## Short exercise
Only lines with the word "Профицит" are needed; collect each of them from the listing below.

::: Material to process

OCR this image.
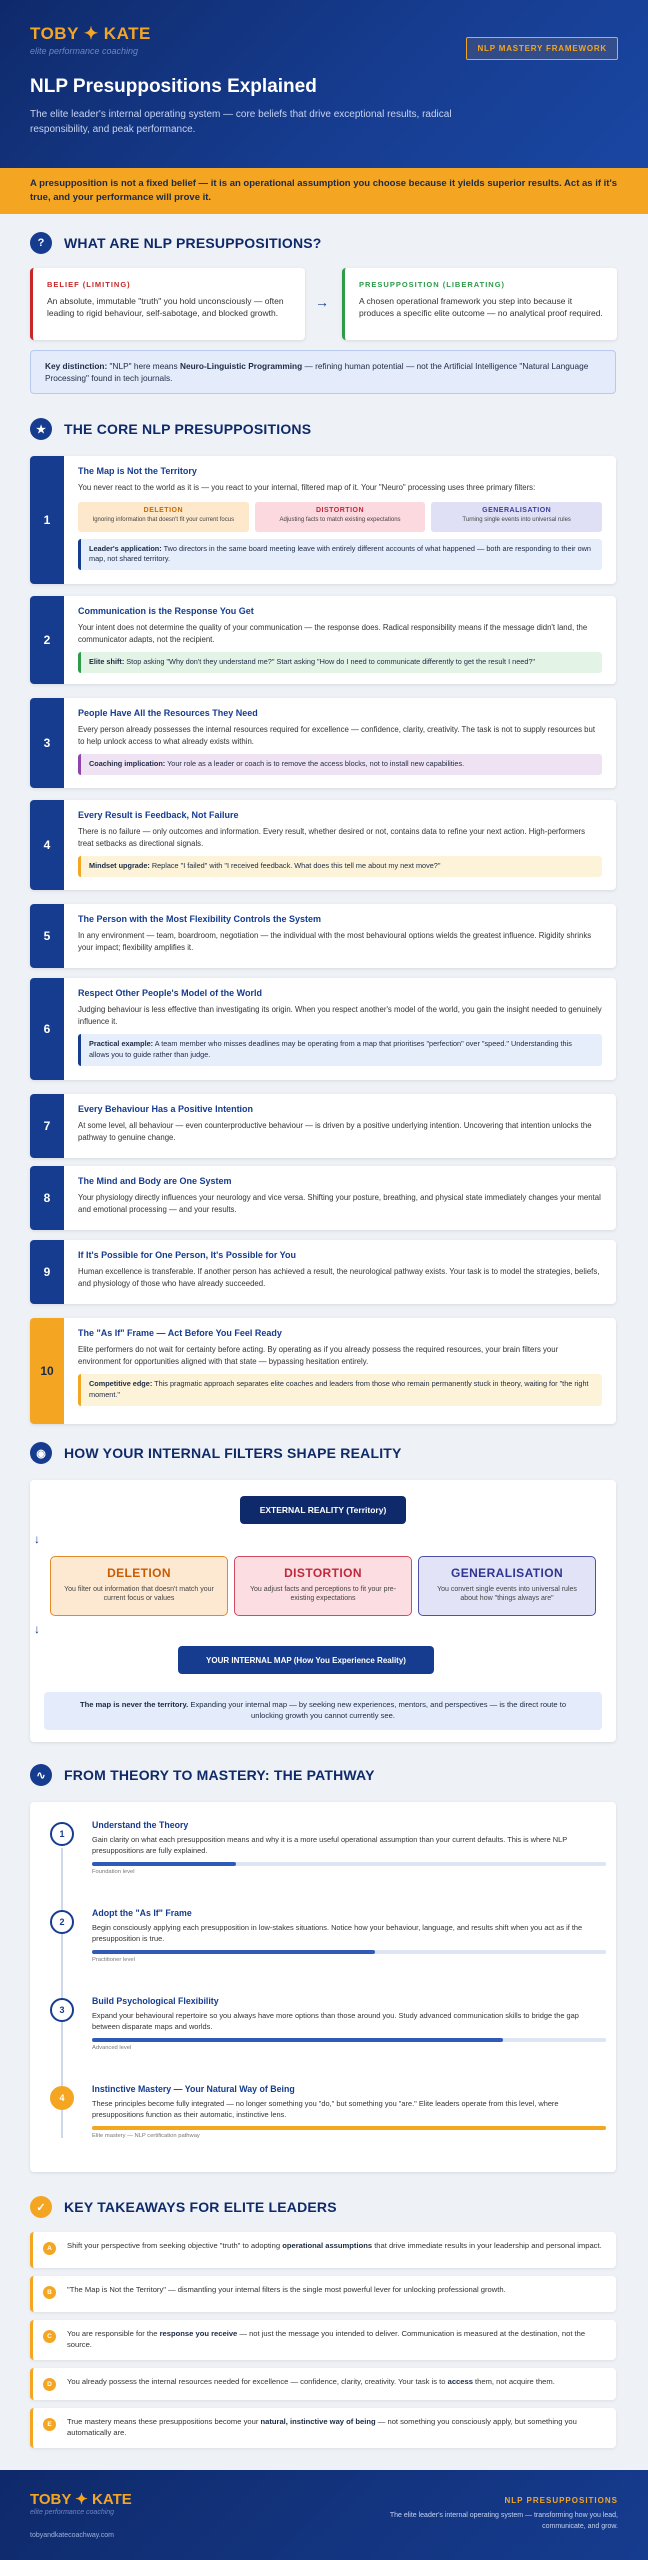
TOBY ✦ KATE
elite performance coaching	NLP MASTERY FRAMEWORK
NLP Presuppositions Explained

The elite leader's internal operating system — core beliefs that drive exceptional results, radical responsibility, and peak performance.

A presupposition is not a fixed belief — it is an operational assumption you choose because it yields superior results. Act as if it's true, and your performance will prove it.
?	WHAT ARE NLP PRESUPPOSITIONS?
BELIEF (LIMITING)
An absolute, immutable "truth" you hold unconsciously — often leading to rigid behaviour, self-sabotage, and blocked growth.
→
PRESUPPOSITION (LIBERATING)
A chosen operational framework you step into because it produces a specific elite outcome — no analytical proof required.
Key distinction: "NLP" here means Neuro-Linguistic Programming — refining human potential — not the Artificial Intelligence "Natural Language Processing" found in tech journals.
★	THE CORE NLP PRESUPPOSITIONS
1
The Map is Not the Territory
You never react to the world as it is — you react to your internal, filtered map of it. Your "Neuro" processing uses three primary filters:
DELETION
Ignoring information that doesn't fit your current focus
DISTORTION
Adjusting facts to match existing expectations
GENERALISATION
Turning single events into universal rules
Leader's application: Two directors in the same board meeting leave with entirely different accounts of what happened — both are responding to their own map, not shared territory.
2
Communication is the Response You Get
Your intent does not determine the quality of your communication — the response does. Radical responsibility means if the message didn't land, the communicator adapts, not the recipient.
Elite shift: Stop asking "Why don't they understand me?" Start asking "How do I need to communicate differently to get the result I need?"
3
People Have All the Resources They Need
Every person already possesses the internal resources required for excellence — confidence, clarity, creativity. The task is not to supply resources but to help unlock access to what already exists within.
Coaching implication: Your role as a leader or coach is to remove the access blocks, not to install new capabilities.
4
Every Result is Feedback, Not Failure
There is no failure — only outcomes and information. Every result, whether desired or not, contains data to refine your next action. High-performers treat setbacks as directional signals.
Mindset upgrade: Replace "I failed" with "I received feedback. What does this tell me about my next move?"
5
The Person with the Most Flexibility Controls the System
In any environment — team, boardroom, negotiation — the individual with the most behavioural options wields the greatest influence. Rigidity shrinks your impact; flexibility amplifies it.
6
Respect Other People's Model of the World
Judging behaviour is less effective than investigating its origin. When you respect another's model of the world, you gain the insight needed to genuinely influence it.
Practical example: A team member who misses deadlines may be operating from a map that prioritises "perfection" over "speed." Understanding this allows you to guide rather than judge.
7
Every Behaviour Has a Positive Intention
At some level, all behaviour — even counterproductive behaviour — is driven by a positive underlying intention. Uncovering that intention unlocks the pathway to genuine change.
8
The Mind and Body are One System
Your physiology directly influences your neurology and vice versa. Shifting your posture, breathing, and physical state immediately changes your mental and emotional processing — and your results.
9
If It's Possible for One Person, It's Possible for You
Human excellence is transferable. If another person has achieved a result, the neurological pathway exists. Your task is to model the strategies, beliefs, and physiology of those who have already succeeded.
10
The "As If" Frame — Act Before You Feel Ready
Elite performers do not wait for certainty before acting. By operating as if you already possess the required resources, your brain filters your environment for opportunities aligned with that state — bypassing hesitation entirely.
Competitive edge: This pragmatic approach separates elite coaches and leaders from those who remain permanently stuck in theory, waiting for "the right moment."
◉	HOW YOUR INTERNAL FILTERS SHAPE REALITY
EXTERNAL REALITY (Territory)
↓
DELETION
You filter out information that doesn't match your current focus or values
DISTORTION
You adjust facts and perceptions to fit your pre-existing expectations
GENERALISATION
You convert single events into universal rules about how "things always are"
↓
YOUR INTERNAL MAP (How You Experience Reality)
The map is never the territory. Expanding your internal map — by seeking new experiences, mentors, and perspectives — is the direct route to unlocking growth you cannot currently see.
∿	FROM THEORY TO MASTERY: THE PATHWAY
1
Understand the Theory
Gain clarity on what each presupposition means and why it is a more useful operational assumption than your current defaults. This is where NLP presuppositions are fully explained.
Foundation level
2
Adopt the "As If" Frame
Begin consciously applying each presupposition in low-stakes situations. Notice how your behaviour, language, and results shift when you act as if the presupposition is true.
Practitioner level
3
Build Psychological Flexibility
Expand your behavioural repertoire so you always have more options than those around you. Study advanced communication skills to bridge the gap between disparate maps and worlds.
Advanced level
4
Instinctive Mastery — Your Natural Way of Being
These principles become fully integrated — no longer something you "do," but something you "are." Elite leaders operate from this level, where presuppositions function as their automatic, instinctive lens.
Elite mastery — NLP certification pathway
✓	KEY TAKEAWAYS FOR ELITE LEADERS
A	Shift your perspective from seeking objective "truth" to adopting operational assumptions that drive immediate results in your leadership and personal impact.
B	"The Map is Not the Territory" — dismantling your internal filters is the single most powerful lever for unlocking professional growth.
C	You are responsible for the response you receive — not just the message you intended to deliver. Communication is measured at the destination, not the source.
D	You already possess the internal resources needed for excellence — confidence, clarity, creativity. Your task is to access them, not acquire them.
E	True mastery means these presuppositions become your natural, instinctive way of being — not something you consciously apply, but something you automatically are.
TOBY ✦ KATE
elite performance coaching
tobyandkatecoachway.com
NLP PRESUPPOSITIONS
The elite leader's internal operating system — transforming how you lead, communicate, and grow.
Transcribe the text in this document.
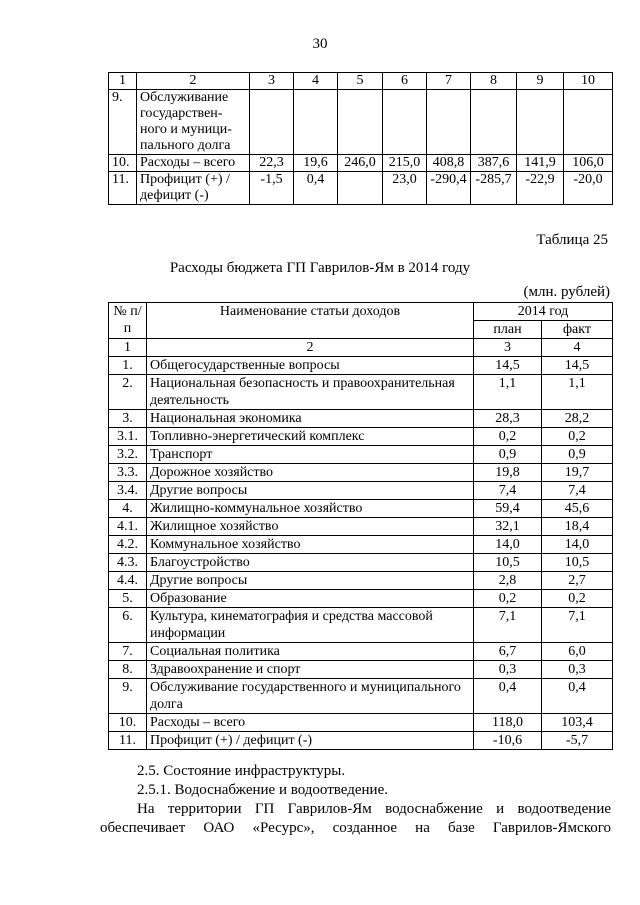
30
1	2	3	4	5	6	7	8	9	10
9.	Обслуживание государствен-ного и муници-пального долга								
10.	Расходы – всего	22,3	19,6	246,0	215,0	408,8	387,6	141,9	106,0
11.	Профицит (+) / дефицит (-)	-1,5	0,4		23,0	-290,4	-285,7	-22,9	-20,0
Таблица 25
Расходы бюджета ГП Гаврилов-Ям в 2014 году
(млн. рублей)
№ п/п	Наименование статьи доходов	2014 год	
		план	факт
1	2	3	4
1.	Общегосударственные вопросы	14,5	14,5
2.	Национальная безопасность и правоохранительная деятельность	1,1	1,1
3.	Национальная экономика	28,3	28,2
3.1.	Топливно-энергетический комплекс	0,2	0,2
3.2.	Транспорт	0,9	0,9
3.3.	Дорожное хозяйство	19,8	19,7
3.4.	Другие вопросы	7,4	7,4
4.	Жилищно-коммунальное хозяйство	59,4	45,6
4.1.	Жилищное хозяйство	32,1	18,4
4.2.	Коммунальное хозяйство	14,0	14,0
4.3.	Благоустройство	10,5	10,5
4.4.	Другие вопросы	2,8	2,7
5.	Образование	0,2	0,2
6.	Культура, кинематография и средства массовой информации	7,1	7,1
7.	Социальная политика	6,7	6,0
8.	Здравоохранение и спорт	0,3	0,3
9.	Обслуживание государственного и муниципального долга	0,4	0,4
10.	Расходы – всего	118,0	103,4
11.	Профицит (+) / дефицит (-)	-10,6	-5,7
2.5. Состояние инфраструктуры.
2.5.1. Водоснабжение и водоотведение.
На территории ГП Гаврилов-Ям водоснабжение и водоотведение
обеспечивает ОАО «Ресурс», созданное на базе Гаврилов-Ямского
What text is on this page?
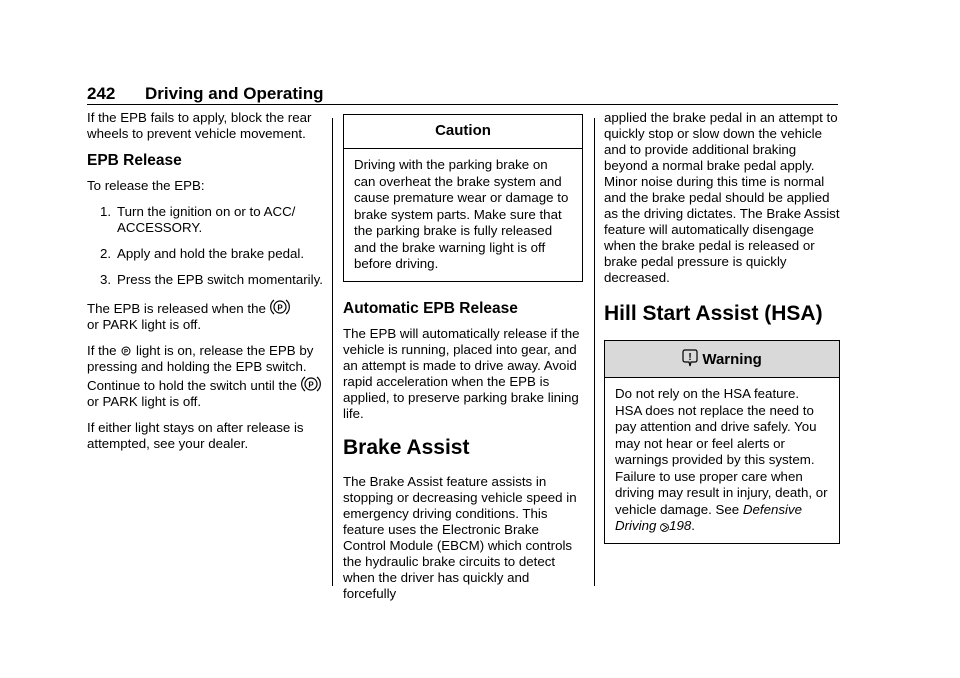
242 Driving and Operating

If the EPB fails to apply, block the rear wheels to prevent vehicle movement.

EPB Release

To release the EPB:

1. Turn the ignition on or to ACC/ ACCESSORY.
2. Apply and hold the brake pedal.
3. Press the EPB switch momentarily.

The EPB is released when the P

or PARK light is off.

If the P light is on, release the EPB by pressing and holding the EPB switch. Continue to hold the switch until the P
or PARK light is off.

If either light stays on after release is attempted, see your dealer.

Caution
Driving with the parking brake on can overheat the brake system and cause premature wear or damage to brake system parts. Make sure that the parking brake is fully released and the brake warning light is off before driving.
Automatic EPB Release

The EPB will automatically release if the vehicle is running, placed into gear, and an attempt is made to drive away. Avoid rapid acceleration when the EPB is applied, to preserve parking brake lining life.

Brake Assist

The Brake Assist feature assists in stopping or decreasing vehicle speed in emergency driving conditions. This feature uses the Electronic Brake Control Module (EBCM) which controls the hydraulic brake circuits to detect when the driver has quickly and forcefully

applied the brake pedal in an attempt to quickly stop or slow down the vehicle and to provide additional braking beyond a normal brake pedal apply. Minor noise during this time is normal and the brake pedal should be applied as the driving dictates. The Brake Assist feature will automatically disengage when the brake pedal is released or brake pedal pressure is quickly decreased.

Hill Start Assist (HSA)
! Warning
Do not rely on the HSA feature. HSA does not replace the need to pay attention and drive safely. You may not hear or feel alerts or warnings provided by this system. Failure to use proper care when driving may result in injury, death, or vehicle damage. See Defensive Driving 198.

::::::

## Result for this task
11.	Профицит (+) / дефицит (-)	-1,5	0,4		23,0	-290,4	-285,7	-22,9	-20,0
11.	Профицит (+) / дефицит (-)	-10,6	-5,7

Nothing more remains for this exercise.